Set exercise
Leave out the pictures and transcribe the rest of the records exactly.

Material supplied
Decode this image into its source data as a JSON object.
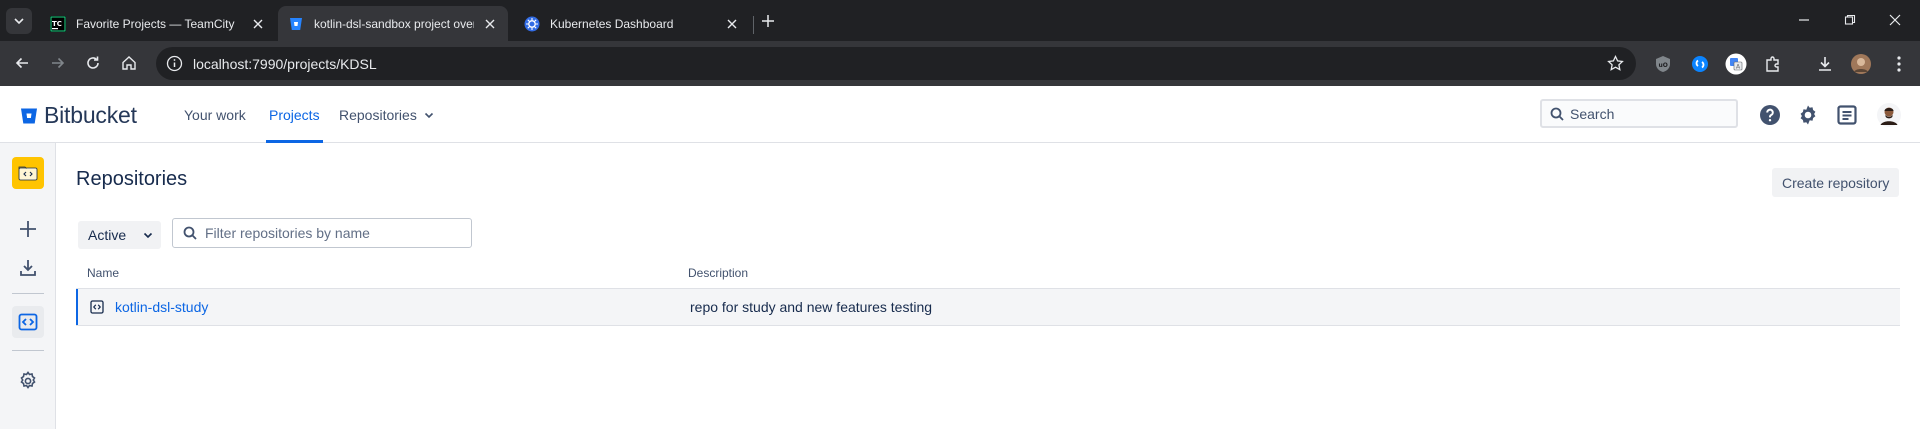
{
  "browser": {
    "tabs": [
      {
        "title": "Favorite Projects — TeamCity",
        "active": false
      },
      {
        "title": "kotlin-dsl-sandbox project over",
        "active": true
      },
      {
        "title": "Kubernetes Dashboard",
        "active": false
      }
    ],
    "url": "localhost:7990/projects/KDSL"
  },
  "header": {
    "logo": "Bitbucket",
    "nav": [
      {
        "label": "Your work"
      },
      {
        "label": "Projects"
      },
      {
        "label": "Repositories"
      }
    ],
    "search_placeholder": "Search"
  },
  "main": {
    "title": "Repositories",
    "create_button": "Create repository",
    "status_filter": "Active",
    "filter_placeholder": "Filter repositories by name",
    "columns": [
      "Name",
      "Description"
    ],
    "rows": [
      {
        "name": "kotlin-dsl-study",
        "description": "repo for study and new features testing"
      }
    ]
  },
  "colors": {
    "accent": "#0c66e4",
    "browser_dark": "#202124",
    "project_avatar": "#ffc400"
  }
}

Exercise output
Decode this image into its source data as a JSON object.
{
  "browser": {
    "tabs": [
      {
        "title": "Favorite Projects — TeamCity",
        "active": false
      },
      {
        "title": "kotlin-dsl-sandbox project over",
        "active": true
      },
      {
        "title": "Kubernetes Dashboard",
        "active": false
      }
    ],
    "url": "localhost:7990/projects/KDSL"
  },
  "header": {
    "logo": "Bitbucket",
    "nav": [
      {
        "label": "Your work"
      },
      {
        "label": "Projects"
      },
      {
        "label": "Repositories"
      }
    ],
    "search_placeholder": "Search"
  },
  "main": {
    "title": "Repositories",
    "create_button": "Create repository",
    "status_filter": "Active",
    "filter_placeholder": "Filter repositories by name",
    "columns": [
      "Name",
      "Description"
    ],
    "rows": [
      {
        "name": "kotlin-dsl-study",
        "description": "repo for study and new features testing"
      }
    ]
  },
  "colors": {
    "accent": "#0c66e4",
    "browser_dark": "#202124",
    "project_avatar": "#ffc400"
  }
}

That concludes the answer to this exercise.